Human rights issues.

In my opinion, the human rights protected by the charter that are relevant to the Bill are:

• The right to life (section 9)

• The right to the freedom to seek, receive and impart information (section 15(2))

• The right to freedom of thought, conscience, religion and belief (section 14)

• Equality rights (section 8)

• The best interest of children (section 17(2))

Right to life (section 9)

Section 9 of the charter provides that every person has the right to life and has the right not to be arbitrarily deprived of life.

The right to life, as it relates to voluntary assisted dying, has been widely discussed across many jurisdictions and human rights bodies, including throughout the statement of compatibility provided in the tabling of the original Act. I will briefly take this opportunity to reiterate that death should be acknowledged as the final stage of life itself – and therefore how one chooses to spend their final moments is an integral aspect of one fulfilling this right There are a number of elements proposed in this Bill which positively influence one’s right to choice at the end of their life, and these are outlined below.

> **Entries supplied**:
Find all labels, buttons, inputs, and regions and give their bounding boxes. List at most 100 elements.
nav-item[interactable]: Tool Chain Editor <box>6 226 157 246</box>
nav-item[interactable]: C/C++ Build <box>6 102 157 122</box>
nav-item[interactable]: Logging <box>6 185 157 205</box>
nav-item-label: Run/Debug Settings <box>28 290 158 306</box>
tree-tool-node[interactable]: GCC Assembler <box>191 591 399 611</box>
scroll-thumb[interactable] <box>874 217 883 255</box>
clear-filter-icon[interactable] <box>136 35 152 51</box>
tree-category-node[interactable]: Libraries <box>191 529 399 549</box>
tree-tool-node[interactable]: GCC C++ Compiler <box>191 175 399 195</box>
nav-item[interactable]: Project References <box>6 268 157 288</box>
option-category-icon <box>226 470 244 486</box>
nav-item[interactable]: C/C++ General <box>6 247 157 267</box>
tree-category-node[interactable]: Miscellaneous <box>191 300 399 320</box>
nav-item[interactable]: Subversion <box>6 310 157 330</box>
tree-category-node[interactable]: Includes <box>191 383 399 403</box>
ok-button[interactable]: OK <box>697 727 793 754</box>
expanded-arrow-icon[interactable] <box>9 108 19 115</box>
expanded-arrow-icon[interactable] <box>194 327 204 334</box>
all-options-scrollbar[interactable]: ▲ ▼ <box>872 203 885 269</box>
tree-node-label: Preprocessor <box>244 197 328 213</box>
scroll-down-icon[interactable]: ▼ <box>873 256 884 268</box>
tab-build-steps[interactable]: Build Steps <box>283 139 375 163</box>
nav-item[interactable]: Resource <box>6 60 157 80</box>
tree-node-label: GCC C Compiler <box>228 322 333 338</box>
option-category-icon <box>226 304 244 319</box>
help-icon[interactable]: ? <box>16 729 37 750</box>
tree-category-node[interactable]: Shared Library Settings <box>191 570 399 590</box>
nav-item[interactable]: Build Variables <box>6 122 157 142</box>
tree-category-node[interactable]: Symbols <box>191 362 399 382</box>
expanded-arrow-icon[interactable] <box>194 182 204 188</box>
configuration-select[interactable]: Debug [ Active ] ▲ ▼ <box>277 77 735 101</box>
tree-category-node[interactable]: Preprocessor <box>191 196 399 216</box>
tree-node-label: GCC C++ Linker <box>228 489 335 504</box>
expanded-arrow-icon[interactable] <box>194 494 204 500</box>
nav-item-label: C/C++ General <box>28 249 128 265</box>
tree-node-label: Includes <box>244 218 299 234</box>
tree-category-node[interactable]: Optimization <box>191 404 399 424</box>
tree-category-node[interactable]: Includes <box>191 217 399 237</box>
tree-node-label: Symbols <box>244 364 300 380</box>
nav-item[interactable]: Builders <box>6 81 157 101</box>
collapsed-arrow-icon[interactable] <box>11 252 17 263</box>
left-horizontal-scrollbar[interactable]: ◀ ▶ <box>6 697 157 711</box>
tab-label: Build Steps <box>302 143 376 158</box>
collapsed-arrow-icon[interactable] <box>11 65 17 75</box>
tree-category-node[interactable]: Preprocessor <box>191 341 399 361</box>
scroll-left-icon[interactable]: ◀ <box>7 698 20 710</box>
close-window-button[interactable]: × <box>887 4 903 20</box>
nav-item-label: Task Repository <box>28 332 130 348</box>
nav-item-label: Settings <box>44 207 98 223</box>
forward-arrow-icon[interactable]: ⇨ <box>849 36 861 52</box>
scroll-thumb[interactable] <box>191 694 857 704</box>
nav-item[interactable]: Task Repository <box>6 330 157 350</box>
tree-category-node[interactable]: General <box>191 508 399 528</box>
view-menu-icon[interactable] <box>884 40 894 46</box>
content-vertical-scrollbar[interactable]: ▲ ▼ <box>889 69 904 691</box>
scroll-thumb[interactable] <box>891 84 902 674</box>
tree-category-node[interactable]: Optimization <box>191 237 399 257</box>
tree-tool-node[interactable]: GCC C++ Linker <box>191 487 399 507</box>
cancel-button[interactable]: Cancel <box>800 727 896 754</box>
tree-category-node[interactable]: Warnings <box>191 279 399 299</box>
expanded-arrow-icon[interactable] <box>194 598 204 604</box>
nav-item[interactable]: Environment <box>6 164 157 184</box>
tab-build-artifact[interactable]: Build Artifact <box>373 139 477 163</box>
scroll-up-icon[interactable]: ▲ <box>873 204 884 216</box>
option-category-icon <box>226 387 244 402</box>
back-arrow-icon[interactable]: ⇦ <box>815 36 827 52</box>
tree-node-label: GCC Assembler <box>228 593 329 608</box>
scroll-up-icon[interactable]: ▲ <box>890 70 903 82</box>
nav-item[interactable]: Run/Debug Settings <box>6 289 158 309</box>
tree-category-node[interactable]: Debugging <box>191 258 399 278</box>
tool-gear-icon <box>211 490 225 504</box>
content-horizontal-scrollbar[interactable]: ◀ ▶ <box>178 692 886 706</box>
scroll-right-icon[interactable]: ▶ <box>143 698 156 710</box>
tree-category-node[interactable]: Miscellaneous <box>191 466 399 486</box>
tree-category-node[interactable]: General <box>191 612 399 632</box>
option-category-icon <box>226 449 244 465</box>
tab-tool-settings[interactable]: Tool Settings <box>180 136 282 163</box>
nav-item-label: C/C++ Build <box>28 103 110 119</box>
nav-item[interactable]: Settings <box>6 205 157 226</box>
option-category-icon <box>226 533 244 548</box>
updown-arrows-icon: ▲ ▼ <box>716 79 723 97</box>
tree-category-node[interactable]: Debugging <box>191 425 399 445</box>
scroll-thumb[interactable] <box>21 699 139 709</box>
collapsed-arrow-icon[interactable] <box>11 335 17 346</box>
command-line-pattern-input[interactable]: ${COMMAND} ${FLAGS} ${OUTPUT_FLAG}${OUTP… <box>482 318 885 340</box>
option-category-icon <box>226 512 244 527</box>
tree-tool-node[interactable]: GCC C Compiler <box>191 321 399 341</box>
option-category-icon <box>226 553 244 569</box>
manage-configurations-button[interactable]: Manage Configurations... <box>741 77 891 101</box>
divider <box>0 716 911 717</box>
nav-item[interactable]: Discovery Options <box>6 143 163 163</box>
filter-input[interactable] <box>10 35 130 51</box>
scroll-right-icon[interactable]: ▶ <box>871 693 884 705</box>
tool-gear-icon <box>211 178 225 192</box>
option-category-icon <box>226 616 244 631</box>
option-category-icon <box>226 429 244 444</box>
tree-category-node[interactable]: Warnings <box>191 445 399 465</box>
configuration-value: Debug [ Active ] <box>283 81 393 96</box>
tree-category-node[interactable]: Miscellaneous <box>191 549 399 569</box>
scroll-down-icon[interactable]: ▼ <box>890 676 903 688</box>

> **Activities**:
a. In the human rights passage, which section of the charter protects the right to life?
b. Does the human rights passage agree with each of these statements? Answer yes or no for each, quoting the deciding words.
(i) Equality rights fall under section 8 of the charter.
(ii) The right to freedom of thought, conscience, religion and belief falls under section 15(2).
(iii) Death is described as the final stage of life itself.
The material is separate from the human rights passage and does not relate to it.

> **Exercise solutions**:
a. Section 9.

b.
(i) Yes: "Equality rights (section 8)"
(ii) No: "The right to freedom of thought, conscience, religion and belief (section 14)"
(iii) Yes: "death should be acknowledged as the final stage of life itself"